## BEGIN Information shown

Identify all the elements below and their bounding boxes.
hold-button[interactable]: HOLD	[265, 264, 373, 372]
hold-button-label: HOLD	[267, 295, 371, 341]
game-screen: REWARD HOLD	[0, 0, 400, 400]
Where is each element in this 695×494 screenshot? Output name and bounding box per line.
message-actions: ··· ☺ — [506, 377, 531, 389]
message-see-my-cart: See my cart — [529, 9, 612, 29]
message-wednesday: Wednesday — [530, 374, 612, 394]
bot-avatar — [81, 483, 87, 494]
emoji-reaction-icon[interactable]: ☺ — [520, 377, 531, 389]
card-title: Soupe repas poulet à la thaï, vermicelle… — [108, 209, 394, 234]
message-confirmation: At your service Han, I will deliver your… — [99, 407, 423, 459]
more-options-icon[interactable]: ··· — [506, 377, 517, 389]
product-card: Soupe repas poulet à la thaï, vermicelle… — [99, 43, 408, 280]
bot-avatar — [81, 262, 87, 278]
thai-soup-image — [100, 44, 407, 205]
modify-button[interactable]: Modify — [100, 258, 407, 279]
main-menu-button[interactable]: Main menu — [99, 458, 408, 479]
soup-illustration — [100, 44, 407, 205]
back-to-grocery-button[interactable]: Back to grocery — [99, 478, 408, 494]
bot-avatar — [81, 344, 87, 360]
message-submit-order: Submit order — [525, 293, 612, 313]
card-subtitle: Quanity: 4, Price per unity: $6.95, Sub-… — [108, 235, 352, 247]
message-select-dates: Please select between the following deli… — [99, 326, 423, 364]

## END Information shown

Task to complete | Reproduce every row above, character for character and in the same order.

Problem solution |
Identify all the elements below and their bounding boxes.
hold-button[interactable]: HOLD	[265, 264, 373, 372]
hold-button-label: HOLD	[267, 295, 371, 341]
game-screen: REWARD HOLD	[0, 0, 400, 400]
Where is each element in this 695×494 screenshot? Output name and bounding box per line.
message-actions: ··· ☺ — [506, 377, 531, 389]
message-see-my-cart: See my cart — [529, 9, 612, 29]
message-wednesday: Wednesday — [530, 374, 612, 394]
bot-avatar — [81, 483, 87, 494]
emoji-reaction-icon[interactable]: ☺ — [520, 377, 531, 389]
card-title: Soupe repas poulet à la thaï, vermicelle… — [108, 209, 394, 234]
message-confirmation: At your service Han, I will deliver your… — [99, 407, 423, 459]
more-options-icon[interactable]: ··· — [506, 377, 517, 389]
product-card: Soupe repas poulet à la thaï, vermicelle… — [99, 43, 408, 280]
bot-avatar — [81, 262, 87, 278]
thai-soup-image — [100, 44, 407, 205]
modify-button[interactable]: Modify — [100, 258, 407, 279]
main-menu-button[interactable]: Main menu — [99, 458, 408, 479]
soup-illustration — [100, 44, 407, 205]
back-to-grocery-button[interactable]: Back to grocery — [99, 478, 408, 494]
bot-avatar — [81, 344, 87, 360]
message-submit-order: Submit order — [525, 293, 612, 313]
card-subtitle: Quanity: 4, Price per unity: $6.95, Sub-… — [108, 235, 352, 247]
message-select-dates: Please select between the following deli… — [99, 326, 423, 364]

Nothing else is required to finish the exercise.